§ **TASK INSTRUCTIONS**: Write every line out verbatim and omit the pictures.

§ **RAW DATA**:
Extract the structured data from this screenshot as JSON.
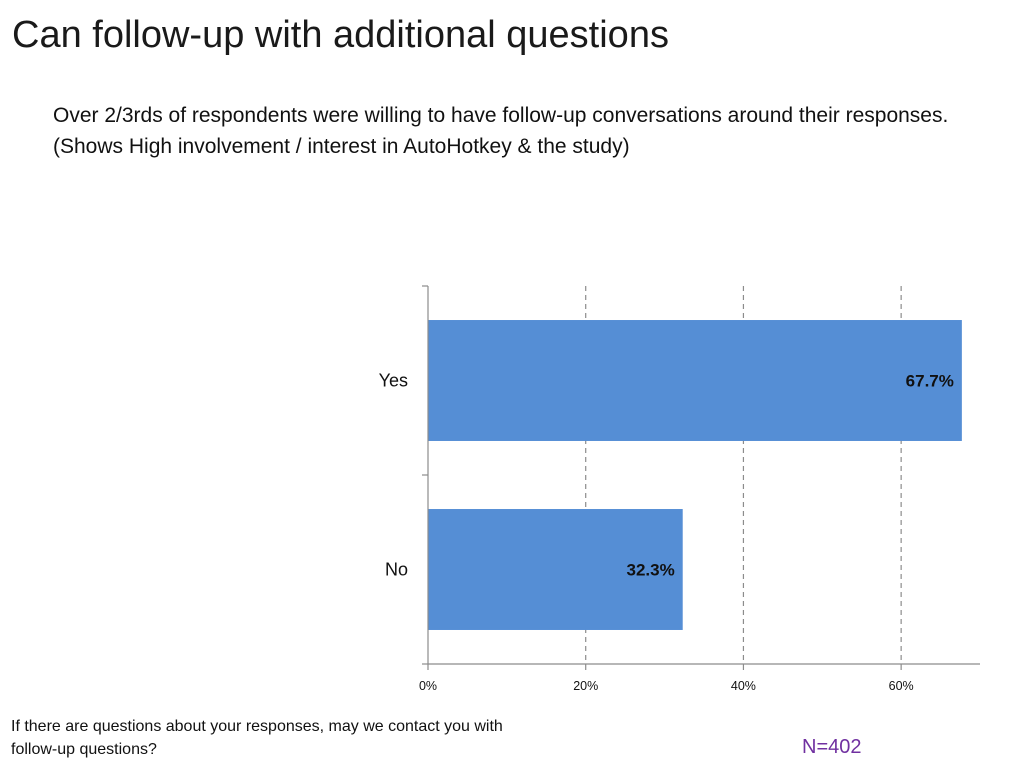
{
  "slide": {
    "title": "Can follow-up with additional questions",
    "subtitle": "Over 2/3rds of respondents were willing to have follow-up conversations around their responses.  (Shows High involvement / interest in AutoHotkey & the study)",
    "footnote": "If there are questions about your responses, may we contact you with follow-up questions?",
    "sample_size": "N=402"
  },
  "chart_data": {
    "type": "bar",
    "orientation": "horizontal",
    "categories": [
      "Yes",
      "No"
    ],
    "values": [
      67.7,
      32.3
    ],
    "data_labels": [
      "67.7%",
      "32.3%"
    ],
    "xlim": [
      0,
      70
    ],
    "x_ticks": [
      0,
      20,
      40,
      60
    ],
    "x_tick_labels": [
      "0%",
      "20%",
      "40%",
      "60%"
    ],
    "grid": "vertical-dashed",
    "bar_color": "#558ed5",
    "grid_color": "#8c8c8c",
    "axis_color": "#8c8c8c"
  }
}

§ **RESULT**:
Extract the structured data from this screenshot as JSON.
{
  "slide": {
    "title": "Can follow-up with additional questions",
    "subtitle": "Over 2/3rds of respondents were willing to have follow-up conversations around their responses.  (Shows High involvement / interest in AutoHotkey & the study)",
    "footnote": "If there are questions about your responses, may we contact you with follow-up questions?",
    "sample_size": "N=402"
  },
  "chart_data": {
    "type": "bar",
    "orientation": "horizontal",
    "categories": [
      "Yes",
      "No"
    ],
    "values": [
      67.7,
      32.3
    ],
    "data_labels": [
      "67.7%",
      "32.3%"
    ],
    "xlim": [
      0,
      70
    ],
    "x_ticks": [
      0,
      20,
      40,
      60
    ],
    "x_tick_labels": [
      "0%",
      "20%",
      "40%",
      "60%"
    ],
    "grid": "vertical-dashed",
    "bar_color": "#558ed5",
    "grid_color": "#8c8c8c",
    "axis_color": "#8c8c8c"
  }
}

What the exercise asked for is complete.